Write out the listing below in full and exactly, leaving out every picture.

MATERIAL PROVIDED.
-- begin --
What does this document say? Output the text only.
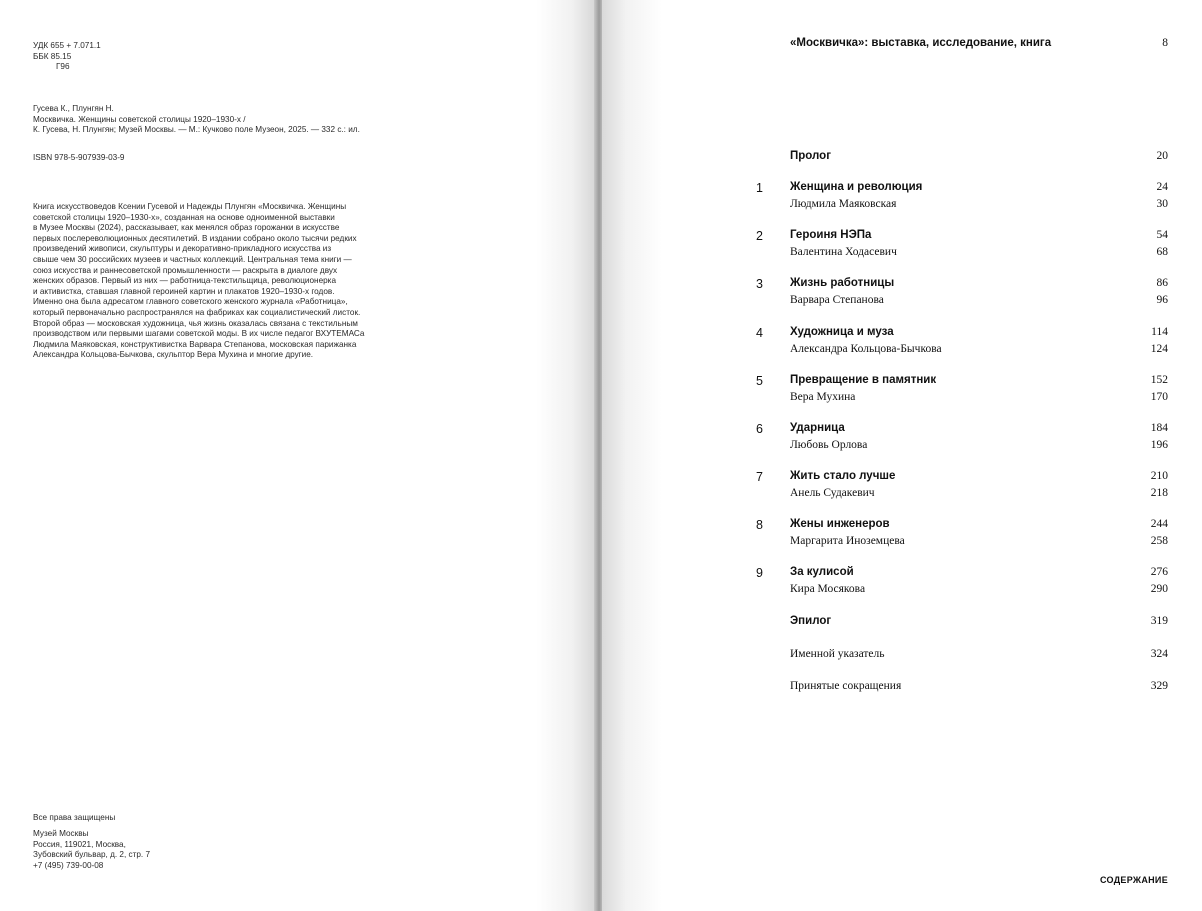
УДК 655 + 7.071.1
ББК 85.15
Г96
Гусева К., Плунгян Н.
Москвичка. Женщины советской столицы 1920–1930-х /
К. Гусева, Н. Плунгян; Музей Москвы. — М.: Кучково поле Музеон, 2025. — 332 с.: ил.
ISBN 978-5-907939-03-9
Книга искусствоведов Ксении Гусевой и Надежды Плунгян «Москвичка. Женщины
советской столицы 1920–1930-х», созданная на основе одноименной выставки
в Музее Москвы (2024), рассказывает, как менялся образ горожанки в искусстве
первых послереволюционных десятилетий. В издании собрано около тысячи редких
произведений живописи, скульптуры и декоративно-прикладного искусства из
свыше чем 30 российских музеев и частных коллекций. Центральная тема книги —
союз искусства и раннесоветской промышленности — раскрыта в диалоге двух
женских образов. Первый из них — работница-текстильщица, революционерка
и активистка, ставшая главной героиней картин и плакатов 1920–1930-х годов.
Именно она была адресатом главного советского женского журнала «Работница»,
который первоначально распространялся на фабриках как социалистический листок.
Второй образ — московская художница, чья жизнь оказалась связана с текстильным
производством или первыми шагами советской моды. В их числе педагог ВХУТЕМАСа
Людмила Маяковская, конструктивистка Варвара Степанова, московская парижанка
Александра Кольцова-Бычкова, скульптор Вера Мухина и многие другие.
Все права защищены
Музей Москвы
Россия, 119021, Москва,
Зубовский бульвар, д. 2, стр. 7
+7 (495) 739-00-08
«Москвичка»: выставка, исследование, книга	8
Пролог	20
1 Женщина и революция	24
Людмила Маяковская	30
2 Героиня НЭПа	54
Валентина Ходасевич	68
3 Жизнь работницы	86
Варвара Степанова	96
4 Художница и муза	114
Александра Кольцова-Бычкова	124
5 Превращение в памятник	152
Вера Мухина	170
6 Ударница	184
Любовь Орлова	196
7 Жить стало лучше	210
Анель Судакевич	218
8 Жены инженеров	244
Маргарита Иноземцева	258
9 За кулисой	276
Кира Мосякова	290
Эпилог	319
Именной указатель	324
Принятые сокращения	329
СОДЕРЖАНИЕ
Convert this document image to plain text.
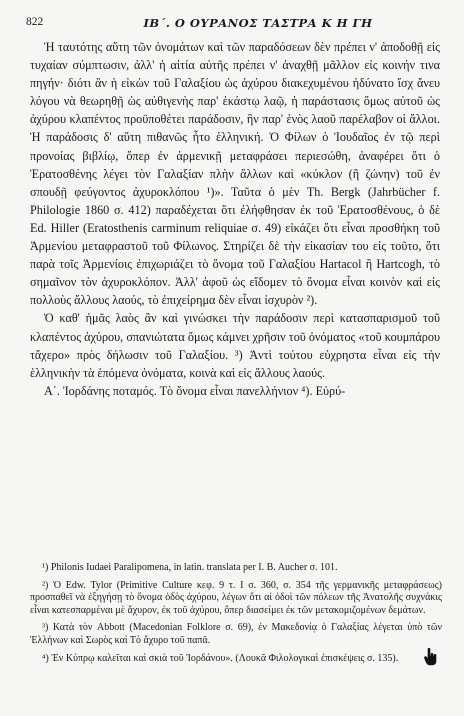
822	ΙΒ΄. Ο ΟΥΡΑΝΟΣ ΤΑΣΤΡΑ Κ Η ΓΗ

Ἡ ταυτότης αὕτη τῶν ὀνομάτων καὶ τῶν παραδόσεων δὲν πρέπει ν' ἀποδοθῇ εἰς τυχαίαν σύμπτωσιν, ἀλλ' ἡ αἰτία αὐτῆς πρέπει ν' ἀναχθῇ μᾶλλον εἰς κοινήν τινα πηγήν· διότι ἂν ἡ εἰκὼν τοῦ Γαλαξίου ὡς ἀχύρου διακεχυμένου ἠδύνατο ἴσχ ἄνευ λόγου νὰ θεωρηθῇ ὡς αὐθιγενὴς παρ' ἑκάστῳ λαῷ, ἡ παράστασις ὅμως αὐτοῦ ὡς ἀχύρου κλαπέντος προϋποθέτει παράδοσιν, ἣν παρ' ἑνὸς λαοῦ παρέλαβον οἱ ἄλλοι. Ἡ παράδοσις δ' αὕτη πιθανῶς ἦτο ἑλληνική. Ὁ Φίλων ὁ Ἰουδαῖος ἐν τῷ περὶ προνοίας βιβλίῳ, ὅπερ ἐν ἀρμενικῇ μεταφράσει περιεσώθη, ἀναφέρει ὅτι ὁ Ἐρατοσθένης λέγει τὸν Γαλαξίαν πλὴν ἄλλων καὶ «κύκλον (ἢ ζώνην) τοῦ ἐν σπουδῇ φεύγοντος ἀχυροκλόπου ¹)». Ταῦτα ὁ μὲν Th. Bergk (Jahrbücher f. Philologie 1860 σ. 412) παραδέχεται ὅτι ἐλήφθησαν ἐκ τοῦ Ἐρατοσθένους, ὁ δὲ Ed. Hiller (Eratosthenis carminum reliquiae σ. 49) εἰκάζει ὅτι εἶναι προσθήκη τοῦ Ἀρμενίου μεταφραστοῦ τοῦ Φίλωνος. Στηρίζει δὲ τὴν εἰκασίαν του εἰς τοῦτο, ὅτι παρὰ τοῖς Ἀρμενίοις ἐπιχωριάζει τὸ ὄνομα τοῦ Γαλαξίου Hartacol ἢ Hartcogh, τὸ σημαῖνον τὸν ἀχυροκλόπον. Ἀλλ' ἀφοῦ ὡς εἴδομεν τὸ ὄνομα εἶναι κοινὸν καὶ εἰς πολλοὺς ἄλλους λαούς, τὸ ἐπιχείρημα δὲν εἶναι ἰσχυρὸν ²).

Ὁ καθ' ἡμᾶς λαὸς ἂν καὶ γινώσκει τὴν παράδοσιν περὶ κατασπαρισμοῦ τοῦ κλαπέντος ἀχύρου, σπανιώτατα ὅμως κάμνει χρῆσιν τοῦ ὀνόματος «τοῦ κουμπάρου τἄχερο» πρὸς δήλωσιν τοῦ Γαλαξίου. ³) Ἀντὶ τούτου εὐχρηστα εἶναι εἰς τὴν ἑλληνικὴν τὰ ἑπόμενα ὀνόματα, κοινὰ καὶ εἰς ἄλλους λαούς.

Α΄. Ἰορδάνης ποταμός. Τὸ ὄνομα εἶναι πανελλήνιον ⁴). Εὐρύ-

¹) Philonis Iudaei Paralipomena, in latin. translata per I. B. Aucher σ. 101.

²) Ὁ Edw. Tylor (Primitive Culture κεφ. 9 τ. Ι σ. 360, σ. 354 τῆς γερμανικῆς μεταφράσεως) προσπαθεῖ νὰ ἐξηγήσῃ τὸ ὄνομα ὁδὸς ἀχύρου, λέγων ὅτι αἱ ὁδοὶ τῶν πόλεων τῆς Ἀνατολῆς συχνάκις εἶναι κατεσπαρμέναι μὲ ἄχυρον, ἐκ τοῦ ἀχύρου, ὅπερ διασείμει ἐκ τῶν μετακομιζομένων δεμάτων.

³) Κατὰ τὸν Abbott (Macedonian Folklore σ. 69), ἐν Μακεδονίᾳ ὁ Γαλαξίας λέγεται ὑπὸ τῶν Ἑλλήνων καὶ Σωρὸς καὶ Τὸ ἄχυρο τοῦ παπᾶ.

⁴) Ἐν Κύπρῳ καλεῖται καὶ σκιὰ τοῦ Ἰορδάνου». (Λουκᾶ Φιλολογικαὶ ἐπισκέψεις σ. 135).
-- end --
CORRECT OUTPUT.
What does this document say? Output the text only.
УДК 655 + 7.071.1
ББК 85.15
Г96
Гусева К., Плунгян Н.
Москвичка. Женщины советской столицы 1920–1930-х /
К. Гусева, Н. Плунгян; Музей Москвы. — М.: Кучково поле Музеон, 2025. — 332 с.: ил.
ISBN 978-5-907939-03-9
Книга искусствоведов Ксении Гусевой и Надежды Плунгян «Москвичка. Женщины
советской столицы 1920–1930-х», созданная на основе одноименной выставки
в Музее Москвы (2024), рассказывает, как менялся образ горожанки в искусстве
первых послереволюционных десятилетий. В издании собрано около тысячи редких
произведений живописи, скульптуры и декоративно-прикладного искусства из
свыше чем 30 российских музеев и частных коллекций. Центральная тема книги —
союз искусства и раннесоветской промышленности — раскрыта в диалоге двух
женских образов. Первый из них — работница-текстильщица, революционерка
и активистка, ставшая главной героиней картин и плакатов 1920–1930-х годов.
Именно она была адресатом главного советского женского журнала «Работница»,
который первоначально распространялся на фабриках как социалистический листок.
Второй образ — московская художница, чья жизнь оказалась связана с текстильным
производством или первыми шагами советской моды. В их числе педагог ВХУТЕМАСа
Людмила Маяковская, конструктивистка Варвара Степанова, московская парижанка
Александра Кольцова-Бычкова, скульптор Вера Мухина и многие другие.
Все права защищены
Музей Москвы
Россия, 119021, Москва,
Зубовский бульвар, д. 2, стр. 7
+7 (495) 739-00-08
«Москвичка»: выставка, исследование, книга	8
Пролог	20
1 Женщина и революция	24
Людмила Маяковская	30
2 Героиня НЭПа	54
Валентина Ходасевич	68
3 Жизнь работницы	86
Варвара Степанова	96
4 Художница и муза	114
Александра Кольцова-Бычкова	124
5 Превращение в памятник	152
Вера Мухина	170
6 Ударница	184
Любовь Орлова	196
7 Жить стало лучше	210
Анель Судакевич	218
8 Жены инженеров	244
Маргарита Иноземцева	258
9 За кулисой	276
Кира Мосякова	290
Эпилог	319
Именной указатель	324
Принятые сокращения	329
СОДЕРЖАНИЕ
Convert this document image to plain text.
822	ΙΒ΄. Ο ΟΥΡΑΝΟΣ ΤΑΣΤΡΑ Κ Η ΓΗ

Ἡ ταυτότης αὕτη τῶν ὀνομάτων καὶ τῶν παραδόσεων δὲν πρέπει ν' ἀποδοθῇ εἰς τυχαίαν σύμπτωσιν, ἀλλ' ἡ αἰτία αὐτῆς πρέπει ν' ἀναχθῇ μᾶλλον εἰς κοινήν τινα πηγήν· διότι ἂν ἡ εἰκὼν τοῦ Γαλαξίου ὡς ἀχύρου διακεχυμένου ἠδύνατο ἴσχ ἄνευ λόγου νὰ θεωρηθῇ ὡς αὐθιγενὴς παρ' ἑκάστῳ λαῷ, ἡ παράστασις ὅμως αὐτοῦ ὡς ἀχύρου κλαπέντος προϋποθέτει παράδοσιν, ἣν παρ' ἑνὸς λαοῦ παρέλαβον οἱ ἄλλοι. Ἡ παράδοσις δ' αὕτη πιθανῶς ἦτο ἑλληνική. Ὁ Φίλων ὁ Ἰουδαῖος ἐν τῷ περὶ προνοίας βιβλίῳ, ὅπερ ἐν ἀρμενικῇ μεταφράσει περιεσώθη, ἀναφέρει ὅτι ὁ Ἐρατοσθένης λέγει τὸν Γαλαξίαν πλὴν ἄλλων καὶ «κύκλον (ἢ ζώνην) τοῦ ἐν σπουδῇ φεύγοντος ἀχυροκλόπου ¹)». Ταῦτα ὁ μὲν Th. Bergk (Jahrbücher f. Philologie 1860 σ. 412) παραδέχεται ὅτι ἐλήφθησαν ἐκ τοῦ Ἐρατοσθένους, ὁ δὲ Ed. Hiller (Eratosthenis carminum reliquiae σ. 49) εἰκάζει ὅτι εἶναι προσθήκη τοῦ Ἀρμενίου μεταφραστοῦ τοῦ Φίλωνος. Στηρίζει δὲ τὴν εἰκασίαν του εἰς τοῦτο, ὅτι παρὰ τοῖς Ἀρμενίοις ἐπιχωριάζει τὸ ὄνομα τοῦ Γαλαξίου Hartacol ἢ Hartcogh, τὸ σημαῖνον τὸν ἀχυροκλόπον. Ἀλλ' ἀφοῦ ὡς εἴδομεν τὸ ὄνομα εἶναι κοινὸν καὶ εἰς πολλοὺς ἄλλους λαούς, τὸ ἐπιχείρημα δὲν εἶναι ἰσχυρὸν ²).

Ὁ καθ' ἡμᾶς λαὸς ἂν καὶ γινώσκει τὴν παράδοσιν περὶ κατασπαρισμοῦ τοῦ κλαπέντος ἀχύρου, σπανιώτατα ὅμως κάμνει χρῆσιν τοῦ ὀνόματος «τοῦ κουμπάρου τἄχερο» πρὸς δήλωσιν τοῦ Γαλαξίου. ³) Ἀντὶ τούτου εὐχρηστα εἶναι εἰς τὴν ἑλληνικὴν τὰ ἑπόμενα ὀνόματα, κοινὰ καὶ εἰς ἄλλους λαούς.

Α΄. Ἰορδάνης ποταμός. Τὸ ὄνομα εἶναι πανελλήνιον ⁴). Εὐρύ-

¹) Philonis Iudaei Paralipomena, in latin. translata per I. B. Aucher σ. 101.

²) Ὁ Edw. Tylor (Primitive Culture κεφ. 9 τ. Ι σ. 360, σ. 354 τῆς γερμανικῆς μεταφράσεως) προσπαθεῖ νὰ ἐξηγήσῃ τὸ ὄνομα ὁδὸς ἀχύρου, λέγων ὅτι αἱ ὁδοὶ τῶν πόλεων τῆς Ἀνατολῆς συχνάκις εἶναι κατεσπαρμέναι μὲ ἄχυρον, ἐκ τοῦ ἀχύρου, ὅπερ διασείμει ἐκ τῶν μετακομιζομένων δεμάτων.

³) Κατὰ τὸν Abbott (Macedonian Folklore σ. 69), ἐν Μακεδονίᾳ ὁ Γαλαξίας λέγεται ὑπὸ τῶν Ἑλλήνων καὶ Σωρὸς καὶ Τὸ ἄχυρο τοῦ παπᾶ.

⁴) Ἐν Κύπρῳ καλεῖται καὶ σκιὰ τοῦ Ἰορδάνου». (Λουκᾶ Φιλολογικαὶ ἐπισκέψεις σ. 135).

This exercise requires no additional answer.